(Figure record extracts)
>>>
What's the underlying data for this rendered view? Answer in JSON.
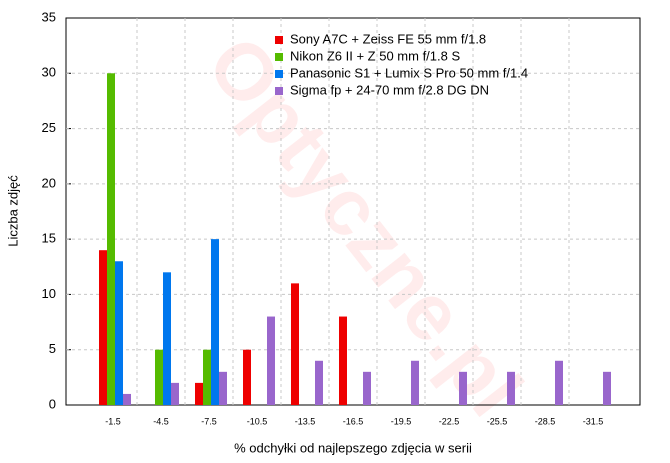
{
  "chart_data": {
    "type": "bar",
    "watermark": "Optyczne.pl",
    "xlabel": "% odchyłki od najlepszego zdjęcia w serii",
    "ylabel": "Liczba zdjęć",
    "categories": [
      "-1.5",
      "-4.5",
      "-7.5",
      "-10.5",
      "-13.5",
      "-16.5",
      "-19.5",
      "-22.5",
      "-25.5",
      "-28.5",
      "-31.5"
    ],
    "series": [
      {
        "name": "Sony A7C + Zeiss FE 55 mm f/1.8",
        "color": "#ee0000",
        "values": [
          14,
          0,
          2,
          5,
          11,
          8,
          0,
          0,
          0,
          0,
          0
        ]
      },
      {
        "name": "Nikon Z6 II + Z 50 mm f/1.8 S",
        "color": "#55bb00",
        "values": [
          30,
          5,
          5,
          0,
          0,
          0,
          0,
          0,
          0,
          0,
          0
        ]
      },
      {
        "name": "Panasonic S1 + Lumix S Pro 50 mm f/1.4",
        "color": "#0077ee",
        "values": [
          13,
          12,
          15,
          0,
          0,
          0,
          0,
          0,
          0,
          0,
          0
        ]
      },
      {
        "name": "Sigma fp + 24-70 mm f/2.8 DG DN",
        "color": "#9966cc",
        "values": [
          1,
          2,
          3,
          8,
          4,
          3,
          4,
          3,
          3,
          4,
          3
        ]
      }
    ],
    "ylim": [
      0,
      35
    ],
    "yticks": [
      0,
      5,
      10,
      15,
      20,
      25,
      30,
      35
    ],
    "grid": true,
    "legend": "top-right"
  }
}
<<<
▸ Work required
Retype each record exactly as it stands, but do not include the pictures.

▸ Response for this exercise
What's the underlying data for this rendered view? Answer in JSON.
{
  "chart_data": {
    "type": "bar",
    "watermark": "Optyczne.pl",
    "xlabel": "% odchyłki od najlepszego zdjęcia w serii",
    "ylabel": "Liczba zdjęć",
    "categories": [
      "-1.5",
      "-4.5",
      "-7.5",
      "-10.5",
      "-13.5",
      "-16.5",
      "-19.5",
      "-22.5",
      "-25.5",
      "-28.5",
      "-31.5"
    ],
    "series": [
      {
        "name": "Sony A7C + Zeiss FE 55 mm f/1.8",
        "color": "#ee0000",
        "values": [
          14,
          0,
          2,
          5,
          11,
          8,
          0,
          0,
          0,
          0,
          0
        ]
      },
      {
        "name": "Nikon Z6 II + Z 50 mm f/1.8 S",
        "color": "#55bb00",
        "values": [
          30,
          5,
          5,
          0,
          0,
          0,
          0,
          0,
          0,
          0,
          0
        ]
      },
      {
        "name": "Panasonic S1 + Lumix S Pro 50 mm f/1.4",
        "color": "#0077ee",
        "values": [
          13,
          12,
          15,
          0,
          0,
          0,
          0,
          0,
          0,
          0,
          0
        ]
      },
      {
        "name": "Sigma fp + 24-70 mm f/2.8 DG DN",
        "color": "#9966cc",
        "values": [
          1,
          2,
          3,
          8,
          4,
          3,
          4,
          3,
          3,
          4,
          3
        ]
      }
    ],
    "ylim": [
      0,
      35
    ],
    "yticks": [
      0,
      5,
      10,
      15,
      20,
      25,
      30,
      35
    ],
    "grid": true,
    "legend": "top-right"
  }
}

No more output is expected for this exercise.